SOURCE MATERIAL:
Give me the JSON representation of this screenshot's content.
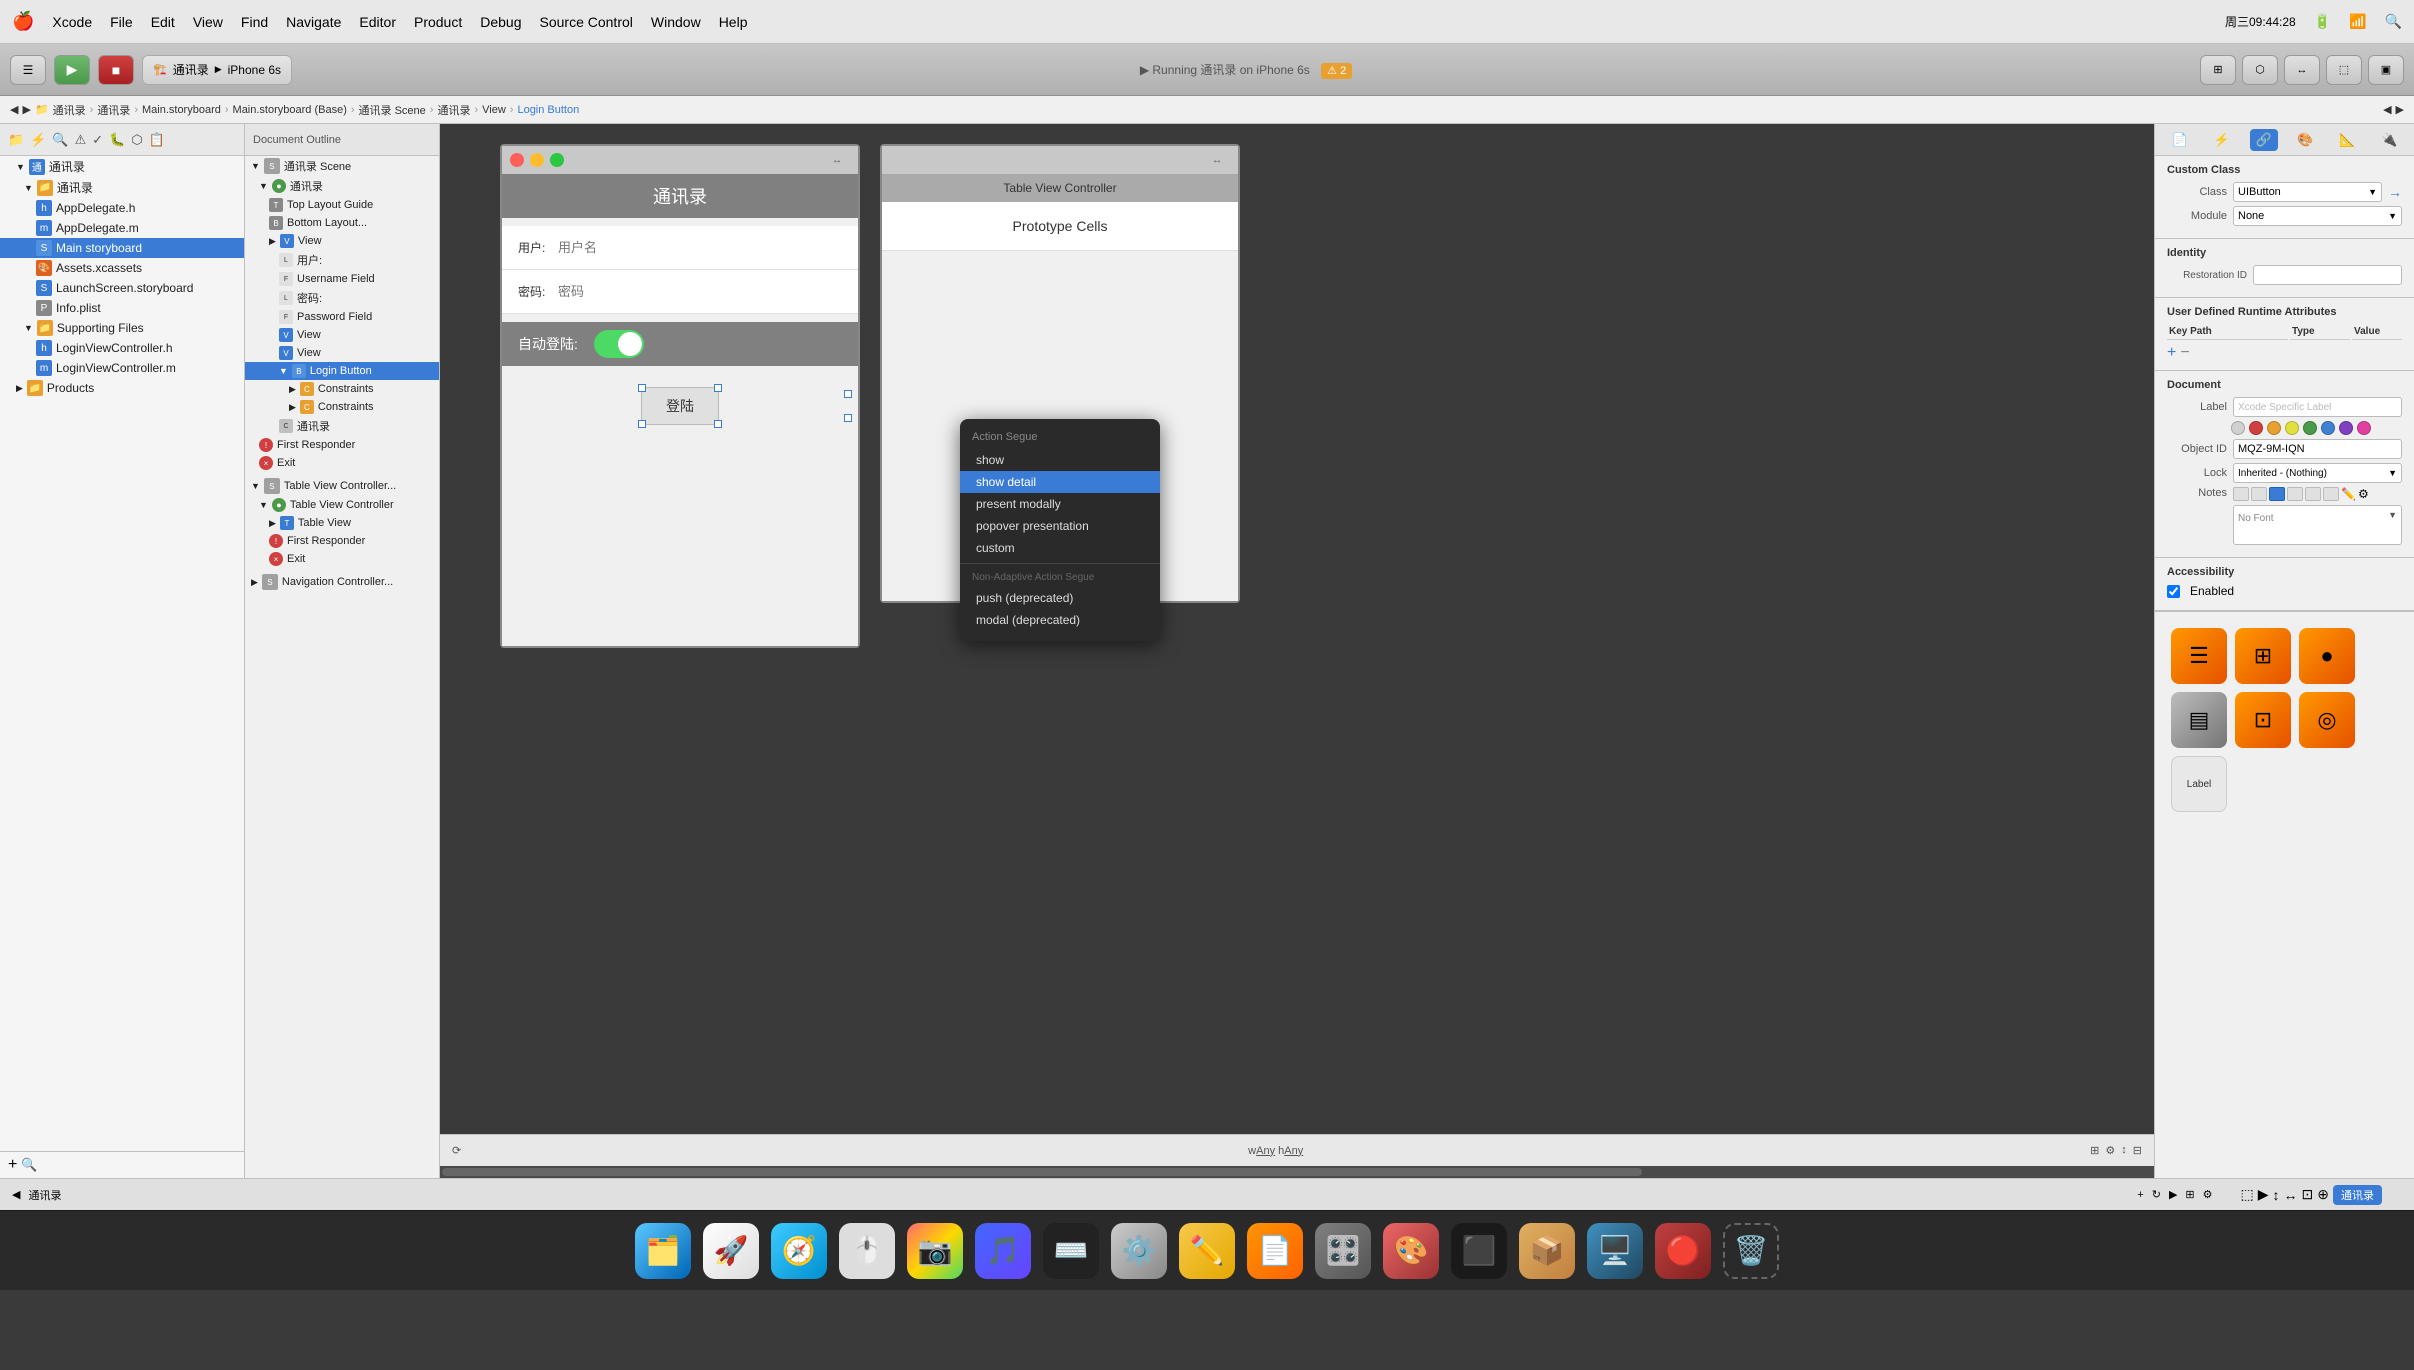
{
  "menubar": {
    "apple": "🍎",
    "items": [
      "Xcode",
      "File",
      "Edit",
      "View",
      "Find",
      "Navigate",
      "Editor",
      "Product",
      "Debug",
      "Source Control",
      "Window",
      "Help"
    ],
    "time": "周三09:44:28",
    "battery": "🔋"
  },
  "toolbar": {
    "run_label": "▶",
    "stop_label": "■",
    "scheme_label": "通讯录",
    "device_label": "iPhone 6s",
    "status": "Running 通讯录 on iPhone 6s",
    "warning_count": "⚠ 2"
  },
  "breadcrumb": {
    "items": [
      "通讯录",
      "通讯录",
      "Main.storyboard",
      "Main.storyboard (Base)",
      "通讯录 Scene",
      "通讯录",
      "View",
      "Login Button"
    ]
  },
  "navigator": {
    "title": "通讯录",
    "items": [
      {
        "label": "通讯录",
        "indent": 0,
        "type": "group"
      },
      {
        "label": "AppDelegate.h",
        "indent": 1,
        "type": "file"
      },
      {
        "label": "AppDelegate.m",
        "indent": 1,
        "type": "file"
      },
      {
        "label": "Main storyboard",
        "indent": 1,
        "type": "storyboard",
        "selected": true
      },
      {
        "label": "Assets.xcassets",
        "indent": 1,
        "type": "assets"
      },
      {
        "label": "LaunchScreen.storyboard",
        "indent": 1,
        "type": "storyboard"
      },
      {
        "label": "Info.plist",
        "indent": 1,
        "type": "plist"
      },
      {
        "label": "Supporting Files",
        "indent": 1,
        "type": "group"
      },
      {
        "label": "LoginViewController.h",
        "indent": 2,
        "type": "file"
      },
      {
        "label": "LoginViewController.m",
        "indent": 2,
        "type": "file"
      },
      {
        "label": "Products",
        "indent": 0,
        "type": "group"
      }
    ]
  },
  "scene_outline": {
    "items": [
      {
        "label": "通讯录 Scene",
        "indent": 0,
        "type": "scene"
      },
      {
        "label": "通讯录",
        "indent": 1,
        "type": "controller"
      },
      {
        "label": "Top Layout Guide",
        "indent": 2,
        "type": "layout"
      },
      {
        "label": "Bottom Layout...",
        "indent": 2,
        "type": "layout"
      },
      {
        "label": "View",
        "indent": 2,
        "type": "view"
      },
      {
        "label": "用户:",
        "indent": 3,
        "type": "label"
      },
      {
        "label": "Username Field",
        "indent": 3,
        "type": "field"
      },
      {
        "label": "密码:",
        "indent": 3,
        "type": "label"
      },
      {
        "label": "Password Field",
        "indent": 3,
        "type": "field"
      },
      {
        "label": "View",
        "indent": 3,
        "type": "view"
      },
      {
        "label": "View",
        "indent": 3,
        "type": "view"
      },
      {
        "label": "Login Button",
        "indent": 3,
        "type": "button",
        "selected": true
      },
      {
        "label": "Constraints",
        "indent": 4,
        "type": "constraints"
      },
      {
        "label": "Constraints",
        "indent": 4,
        "type": "constraints"
      },
      {
        "label": "通讯录",
        "indent": 3,
        "type": "label"
      },
      {
        "label": "First Responder",
        "indent": 1,
        "type": "responder"
      },
      {
        "label": "Exit",
        "indent": 1,
        "type": "exit"
      },
      {
        "label": "Table View Controller...",
        "indent": 0,
        "type": "scene"
      },
      {
        "label": "Table View Controller",
        "indent": 1,
        "type": "controller"
      },
      {
        "label": "Table View",
        "indent": 2,
        "type": "view"
      },
      {
        "label": "First Responder",
        "indent": 2,
        "type": "responder"
      },
      {
        "label": "Exit",
        "indent": 2,
        "type": "exit"
      },
      {
        "label": "Navigation Controller...",
        "indent": 0,
        "type": "scene"
      }
    ]
  },
  "canvas": {
    "login_screen": {
      "title": "通讯录",
      "username_placeholder": "用户名",
      "password_placeholder": "密码",
      "auto_login_label": "自动登陆:",
      "login_button_label": "登陆",
      "toggle_on": true
    },
    "table_view": {
      "title": "Table View Controller",
      "prototype_cells_label": "Prototype Cells"
    }
  },
  "action_segue_popup": {
    "title": "Action Segue",
    "items": [
      "show",
      "show detail",
      "present modally",
      "popover presentation",
      "custom"
    ],
    "section_title": "Non-Adaptive Action Segue",
    "deprecated_items": [
      "push (deprecated)",
      "modal (deprecated)"
    ],
    "highlighted": "show detail"
  },
  "inspector": {
    "title": "Custom Class",
    "class_label": "Class",
    "class_value": "UIButton",
    "module_label": "Module",
    "module_value": "None",
    "identity_section": {
      "title": "Identity",
      "restoration_id_label": "Restoration ID"
    },
    "user_defined_section": {
      "title": "User Defined Runtime Attributes",
      "col_key": "Key Path",
      "col_type": "Type",
      "col_value": "Value"
    },
    "document_section": {
      "title": "Document",
      "label_label": "Label",
      "label_placeholder": "Xcode Specific Label",
      "object_id_label": "Object ID",
      "object_id_value": "MQZ-9M-IQN",
      "lock_label": "Lock",
      "lock_value": "Inherited - (Nothing)",
      "notes_label": "Notes"
    },
    "accessibility_section": {
      "title": "Accessibility",
      "enabled_label": "Enabled",
      "enabled": true
    }
  },
  "bottom_bar": {
    "size_label": "wAny hAny",
    "width": "Any",
    "height": "Any"
  },
  "object_library": {
    "label": "Label"
  },
  "dock": {
    "icons": [
      "🗂️",
      "🚀",
      "🧭",
      "🖱️",
      "📷",
      "🎵",
      "🖥️",
      "🔧",
      "✏️",
      "📄",
      "🗑️"
    ]
  }
}
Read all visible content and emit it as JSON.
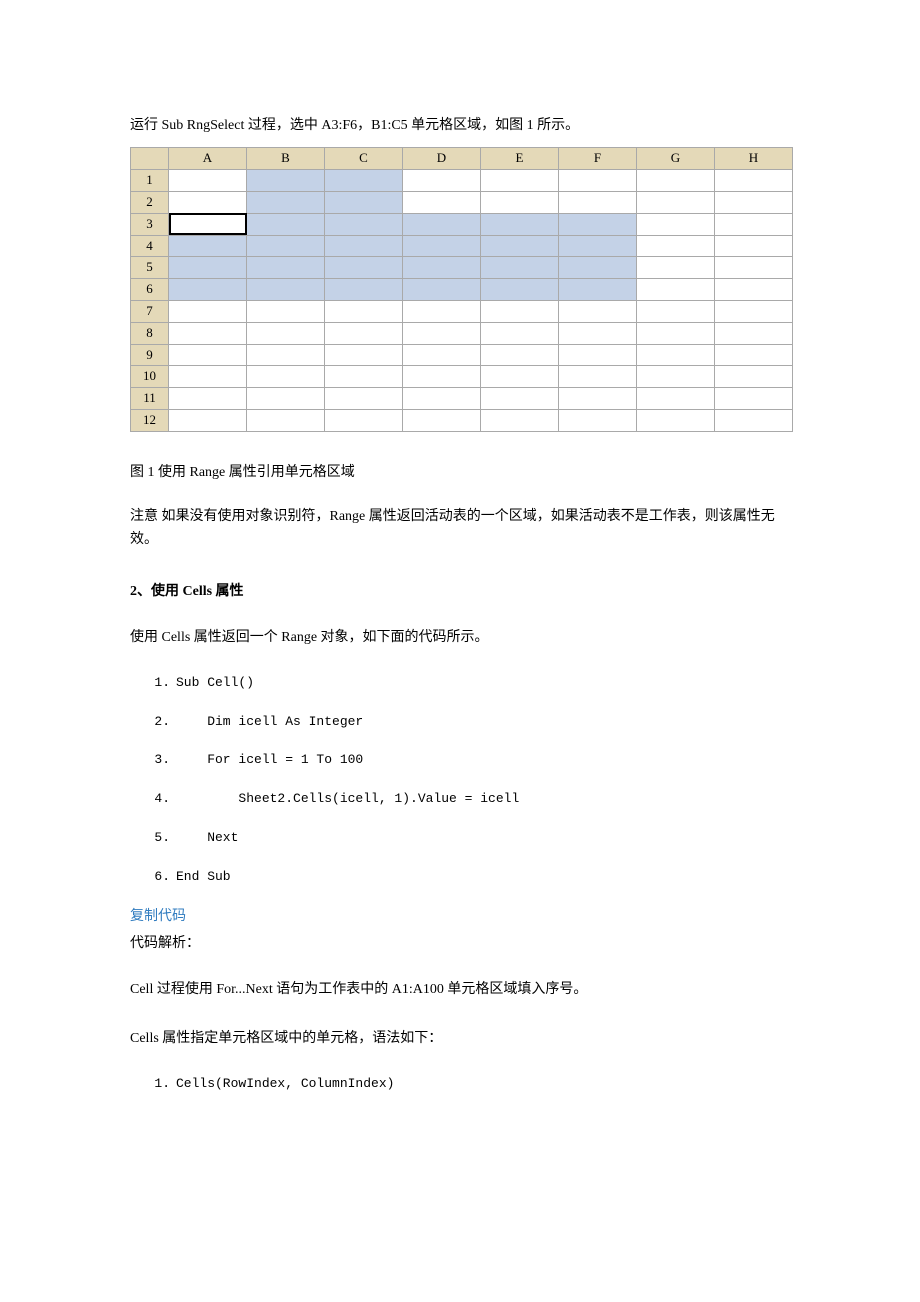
{
  "intro": "运行 Sub RngSelect 过程，选中 A3:F6，B1:C5 单元格区域，如图 1 所示。",
  "sheet": {
    "columns": [
      "A",
      "B",
      "C",
      "D",
      "E",
      "F",
      "G",
      "H"
    ],
    "rows": [
      "1",
      "2",
      "3",
      "4",
      "5",
      "6",
      "7",
      "8",
      "9",
      "10",
      "11",
      "12"
    ]
  },
  "caption": "图 1 使用 Range 属性引用单元格区域",
  "note": "注意 如果没有使用对象识别符，Range 属性返回活动表的一个区域，如果活动表不是工作表，则该属性无效。",
  "heading2": "2、使用 Cells 属性",
  "desc2": "使用 Cells 属性返回一个 Range 对象，如下面的代码所示。",
  "code1": {
    "lines": [
      {
        "n": "1.",
        "c": "Sub Cell()"
      },
      {
        "n": "2.",
        "c": "    Dim icell As Integer"
      },
      {
        "n": "3.",
        "c": "    For icell = 1 To 100"
      },
      {
        "n": "4.",
        "c": "        Sheet2.Cells(icell, 1).Value = icell"
      },
      {
        "n": "5.",
        "c": "    Next"
      },
      {
        "n": "6.",
        "c": "End Sub"
      }
    ]
  },
  "copy_label": "复制代码",
  "analysis_label": "代码解析：",
  "analysis_text": "Cell 过程使用 For...Next 语句为工作表中的 A1:A100 单元格区域填入序号。",
  "syntax_text": "Cells 属性指定单元格区域中的单元格，语法如下：",
  "code2": {
    "lines": [
      {
        "n": "1.",
        "c": "Cells(RowIndex, ColumnIndex)"
      }
    ]
  }
}
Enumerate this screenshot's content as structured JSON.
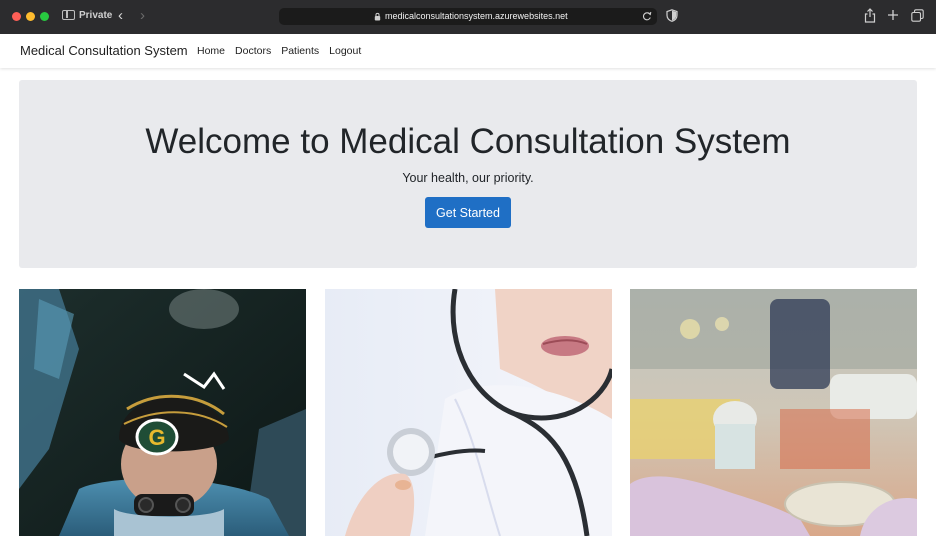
{
  "browser": {
    "mode_label": "Private",
    "url": "medicalconsultationsystem.azurewebsites.net"
  },
  "navbar": {
    "brand": "Medical Consultation System",
    "links": [
      "Home",
      "Doctors",
      "Patients",
      "Logout"
    ]
  },
  "hero": {
    "title": "Welcome to Medical Consultation System",
    "subtitle": "Your health, our priority.",
    "button_label": "Get Started"
  },
  "images": [
    {
      "subject": "surgeon-in-operating-room"
    },
    {
      "subject": "doctor-with-stethoscope"
    },
    {
      "subject": "gloved-hands-in-laboratory"
    }
  ],
  "colors": {
    "primary_button": "#1f6fc5",
    "jumbotron_bg": "#e9eaed",
    "chrome_bg": "#2c2c2e"
  }
}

WHAT YOU ARE ASKED TO DO: Write out the line that contains "Enumerate this screenshot's" and every line after it to the end of the data, exactly as they stand. Omit the pictures.

SOLVED PROBLEM:
Enumerate this screenshot's content as structured JSON.
{
  "browser": {
    "mode_label": "Private",
    "url": "medicalconsultationsystem.azurewebsites.net"
  },
  "navbar": {
    "brand": "Medical Consultation System",
    "links": [
      "Home",
      "Doctors",
      "Patients",
      "Logout"
    ]
  },
  "hero": {
    "title": "Welcome to Medical Consultation System",
    "subtitle": "Your health, our priority.",
    "button_label": "Get Started"
  },
  "images": [
    {
      "subject": "surgeon-in-operating-room"
    },
    {
      "subject": "doctor-with-stethoscope"
    },
    {
      "subject": "gloved-hands-in-laboratory"
    }
  ],
  "colors": {
    "primary_button": "#1f6fc5",
    "jumbotron_bg": "#e9eaed",
    "chrome_bg": "#2c2c2e"
  }
}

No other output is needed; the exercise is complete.